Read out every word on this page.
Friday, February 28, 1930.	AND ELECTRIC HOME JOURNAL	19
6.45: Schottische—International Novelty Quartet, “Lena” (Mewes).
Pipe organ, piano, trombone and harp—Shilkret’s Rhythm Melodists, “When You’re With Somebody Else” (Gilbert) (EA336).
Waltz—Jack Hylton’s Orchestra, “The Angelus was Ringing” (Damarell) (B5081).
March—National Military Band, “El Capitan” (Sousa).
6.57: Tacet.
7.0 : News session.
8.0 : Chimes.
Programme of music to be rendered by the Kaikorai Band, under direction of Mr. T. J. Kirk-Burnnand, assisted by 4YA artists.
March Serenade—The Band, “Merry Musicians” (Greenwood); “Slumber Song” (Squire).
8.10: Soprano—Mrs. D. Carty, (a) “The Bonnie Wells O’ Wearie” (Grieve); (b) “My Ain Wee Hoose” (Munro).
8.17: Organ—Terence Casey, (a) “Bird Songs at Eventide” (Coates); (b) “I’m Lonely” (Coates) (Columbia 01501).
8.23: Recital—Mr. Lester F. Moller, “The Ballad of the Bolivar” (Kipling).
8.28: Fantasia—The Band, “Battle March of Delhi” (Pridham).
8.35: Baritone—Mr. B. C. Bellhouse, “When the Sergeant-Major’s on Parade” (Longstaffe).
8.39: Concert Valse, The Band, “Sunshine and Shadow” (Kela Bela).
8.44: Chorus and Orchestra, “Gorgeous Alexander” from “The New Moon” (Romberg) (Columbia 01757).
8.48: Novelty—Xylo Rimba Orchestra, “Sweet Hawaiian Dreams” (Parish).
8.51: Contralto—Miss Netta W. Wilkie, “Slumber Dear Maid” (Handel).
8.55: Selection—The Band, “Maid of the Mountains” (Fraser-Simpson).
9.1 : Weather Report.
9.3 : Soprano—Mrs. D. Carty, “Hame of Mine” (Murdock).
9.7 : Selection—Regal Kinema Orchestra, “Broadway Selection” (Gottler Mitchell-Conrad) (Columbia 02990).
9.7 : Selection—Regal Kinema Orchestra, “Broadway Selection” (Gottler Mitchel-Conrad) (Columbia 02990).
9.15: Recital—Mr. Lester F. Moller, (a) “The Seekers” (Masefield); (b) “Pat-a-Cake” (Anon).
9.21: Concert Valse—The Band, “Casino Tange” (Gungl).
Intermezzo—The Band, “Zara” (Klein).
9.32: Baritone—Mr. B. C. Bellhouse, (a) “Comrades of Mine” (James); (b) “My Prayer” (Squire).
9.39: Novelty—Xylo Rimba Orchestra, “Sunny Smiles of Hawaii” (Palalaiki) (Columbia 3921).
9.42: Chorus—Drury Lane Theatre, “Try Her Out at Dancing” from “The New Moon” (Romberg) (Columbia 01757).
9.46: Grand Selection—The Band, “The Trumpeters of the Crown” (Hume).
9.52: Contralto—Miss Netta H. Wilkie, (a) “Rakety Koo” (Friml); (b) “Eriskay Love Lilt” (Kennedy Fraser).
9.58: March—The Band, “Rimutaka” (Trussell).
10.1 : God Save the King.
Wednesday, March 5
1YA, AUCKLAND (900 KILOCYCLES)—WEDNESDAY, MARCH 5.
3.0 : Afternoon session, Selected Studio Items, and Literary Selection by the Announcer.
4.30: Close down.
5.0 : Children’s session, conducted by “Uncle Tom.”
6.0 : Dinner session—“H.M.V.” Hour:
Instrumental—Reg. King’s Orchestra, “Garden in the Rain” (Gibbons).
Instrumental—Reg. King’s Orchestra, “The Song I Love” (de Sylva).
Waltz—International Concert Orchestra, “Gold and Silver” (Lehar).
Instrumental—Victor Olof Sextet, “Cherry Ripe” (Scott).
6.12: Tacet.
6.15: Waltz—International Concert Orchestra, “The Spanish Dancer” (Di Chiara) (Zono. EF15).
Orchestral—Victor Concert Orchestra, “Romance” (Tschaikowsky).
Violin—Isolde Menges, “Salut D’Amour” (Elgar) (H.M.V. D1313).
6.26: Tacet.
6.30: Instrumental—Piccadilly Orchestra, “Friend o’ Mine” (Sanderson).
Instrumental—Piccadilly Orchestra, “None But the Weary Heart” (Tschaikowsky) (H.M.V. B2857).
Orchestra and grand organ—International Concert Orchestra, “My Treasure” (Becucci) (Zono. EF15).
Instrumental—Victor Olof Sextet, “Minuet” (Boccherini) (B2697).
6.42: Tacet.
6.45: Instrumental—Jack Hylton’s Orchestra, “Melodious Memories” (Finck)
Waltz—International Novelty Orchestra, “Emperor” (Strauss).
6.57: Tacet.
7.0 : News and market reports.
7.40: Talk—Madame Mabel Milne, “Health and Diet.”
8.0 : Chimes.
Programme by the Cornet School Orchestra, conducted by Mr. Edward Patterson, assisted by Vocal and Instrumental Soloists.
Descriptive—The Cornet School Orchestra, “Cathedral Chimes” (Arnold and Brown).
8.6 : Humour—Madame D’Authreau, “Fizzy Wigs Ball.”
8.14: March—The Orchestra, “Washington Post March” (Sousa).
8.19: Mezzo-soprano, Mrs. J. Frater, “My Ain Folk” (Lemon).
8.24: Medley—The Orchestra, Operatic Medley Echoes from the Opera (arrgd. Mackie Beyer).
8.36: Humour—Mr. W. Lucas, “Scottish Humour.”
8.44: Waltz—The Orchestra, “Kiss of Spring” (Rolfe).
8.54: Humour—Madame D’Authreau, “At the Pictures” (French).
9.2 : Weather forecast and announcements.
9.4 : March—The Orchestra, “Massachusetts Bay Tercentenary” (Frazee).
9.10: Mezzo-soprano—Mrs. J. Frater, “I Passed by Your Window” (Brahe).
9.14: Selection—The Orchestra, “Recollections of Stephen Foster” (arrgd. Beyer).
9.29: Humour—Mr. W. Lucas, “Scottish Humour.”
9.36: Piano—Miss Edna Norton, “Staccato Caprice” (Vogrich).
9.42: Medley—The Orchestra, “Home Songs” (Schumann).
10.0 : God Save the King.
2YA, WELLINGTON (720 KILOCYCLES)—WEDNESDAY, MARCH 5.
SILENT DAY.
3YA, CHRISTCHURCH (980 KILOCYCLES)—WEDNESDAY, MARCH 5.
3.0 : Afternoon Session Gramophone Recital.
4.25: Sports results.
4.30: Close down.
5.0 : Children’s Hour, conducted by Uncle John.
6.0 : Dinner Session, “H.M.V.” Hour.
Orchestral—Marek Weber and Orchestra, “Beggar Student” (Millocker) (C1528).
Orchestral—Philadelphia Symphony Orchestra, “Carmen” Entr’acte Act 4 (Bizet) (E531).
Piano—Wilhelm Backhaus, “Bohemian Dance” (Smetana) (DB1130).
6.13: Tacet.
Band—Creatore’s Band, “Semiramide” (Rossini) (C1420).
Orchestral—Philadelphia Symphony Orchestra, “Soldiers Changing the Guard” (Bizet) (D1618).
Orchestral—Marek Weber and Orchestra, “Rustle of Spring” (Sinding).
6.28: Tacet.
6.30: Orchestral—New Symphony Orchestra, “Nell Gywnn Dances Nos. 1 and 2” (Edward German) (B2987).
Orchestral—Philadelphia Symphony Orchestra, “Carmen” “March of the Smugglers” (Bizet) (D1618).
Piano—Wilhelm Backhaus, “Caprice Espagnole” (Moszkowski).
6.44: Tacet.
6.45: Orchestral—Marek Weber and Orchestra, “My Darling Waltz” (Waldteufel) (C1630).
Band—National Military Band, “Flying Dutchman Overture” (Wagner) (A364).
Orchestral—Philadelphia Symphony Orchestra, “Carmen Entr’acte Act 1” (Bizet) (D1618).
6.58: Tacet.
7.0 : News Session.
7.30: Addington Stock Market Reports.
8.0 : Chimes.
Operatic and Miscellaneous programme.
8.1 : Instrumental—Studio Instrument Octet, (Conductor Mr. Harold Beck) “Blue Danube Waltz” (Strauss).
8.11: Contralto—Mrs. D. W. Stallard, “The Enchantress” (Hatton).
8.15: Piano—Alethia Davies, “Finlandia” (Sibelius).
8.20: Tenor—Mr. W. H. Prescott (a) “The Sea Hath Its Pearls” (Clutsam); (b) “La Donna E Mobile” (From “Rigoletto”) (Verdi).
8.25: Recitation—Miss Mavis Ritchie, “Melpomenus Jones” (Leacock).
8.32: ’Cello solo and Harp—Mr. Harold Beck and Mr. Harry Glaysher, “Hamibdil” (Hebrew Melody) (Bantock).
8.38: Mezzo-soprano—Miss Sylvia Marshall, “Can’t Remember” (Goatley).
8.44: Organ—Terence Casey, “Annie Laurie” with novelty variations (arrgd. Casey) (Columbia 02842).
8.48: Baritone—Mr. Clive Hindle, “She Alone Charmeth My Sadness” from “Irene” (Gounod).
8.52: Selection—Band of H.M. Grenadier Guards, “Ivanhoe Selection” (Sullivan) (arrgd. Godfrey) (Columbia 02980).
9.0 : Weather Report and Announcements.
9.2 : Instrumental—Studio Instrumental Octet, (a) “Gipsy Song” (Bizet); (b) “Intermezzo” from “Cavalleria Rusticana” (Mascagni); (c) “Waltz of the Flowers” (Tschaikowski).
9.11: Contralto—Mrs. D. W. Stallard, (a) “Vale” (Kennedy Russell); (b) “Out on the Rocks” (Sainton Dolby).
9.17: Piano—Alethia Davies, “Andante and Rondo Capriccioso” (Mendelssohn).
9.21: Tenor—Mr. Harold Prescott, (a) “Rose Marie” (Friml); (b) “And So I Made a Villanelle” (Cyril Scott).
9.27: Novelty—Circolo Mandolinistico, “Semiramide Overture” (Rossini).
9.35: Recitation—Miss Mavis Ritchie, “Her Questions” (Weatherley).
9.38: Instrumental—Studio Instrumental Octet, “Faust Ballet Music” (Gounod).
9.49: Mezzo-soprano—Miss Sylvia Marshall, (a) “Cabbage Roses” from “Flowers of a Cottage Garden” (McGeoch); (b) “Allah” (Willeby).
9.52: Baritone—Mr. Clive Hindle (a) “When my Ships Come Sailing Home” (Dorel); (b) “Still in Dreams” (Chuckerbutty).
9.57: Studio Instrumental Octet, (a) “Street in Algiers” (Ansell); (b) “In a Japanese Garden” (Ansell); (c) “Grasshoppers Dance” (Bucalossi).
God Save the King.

What to work on ▸ Track down the lines that include the word "Olof" and copy them.

Final answer ▸
Instrumental—Victor Olof Sextet, “Cherry Ripe” (Scott).
Instrumental—Victor Olof Sextet, “Minuet” (Boccherini) (B2697).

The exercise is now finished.